--- Dataset entries ---
________

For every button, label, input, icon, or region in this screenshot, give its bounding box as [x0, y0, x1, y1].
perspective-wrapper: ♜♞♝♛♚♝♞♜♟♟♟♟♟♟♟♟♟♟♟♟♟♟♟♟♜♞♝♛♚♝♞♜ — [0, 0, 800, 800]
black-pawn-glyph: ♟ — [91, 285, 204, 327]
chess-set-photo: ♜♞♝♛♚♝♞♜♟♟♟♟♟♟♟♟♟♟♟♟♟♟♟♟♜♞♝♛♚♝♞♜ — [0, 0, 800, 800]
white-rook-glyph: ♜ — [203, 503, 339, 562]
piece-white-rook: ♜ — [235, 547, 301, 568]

________

Duplicate these lines with no changes.

--- ANSWER TO THE TASK ---
For every button, label, input, icon, or region in this screenshot, give its bounding box as [x0, y0, x1, y1].
perspective-wrapper: ♜♞♝♛♚♝♞♜♟♟♟♟♟♟♟♟♟♟♟♟♟♟♟♟♜♞♝♛♚♝♞♜ — [0, 0, 800, 800]
black-pawn-glyph: ♟ — [91, 285, 204, 327]
chess-set-photo: ♜♞♝♛♚♝♞♜♟♟♟♟♟♟♟♟♟♟♟♟♟♟♟♟♜♞♝♛♚♝♞♜ — [0, 0, 800, 800]
white-rook-glyph: ♜ — [203, 503, 339, 562]
piece-white-rook: ♜ — [235, 547, 301, 568]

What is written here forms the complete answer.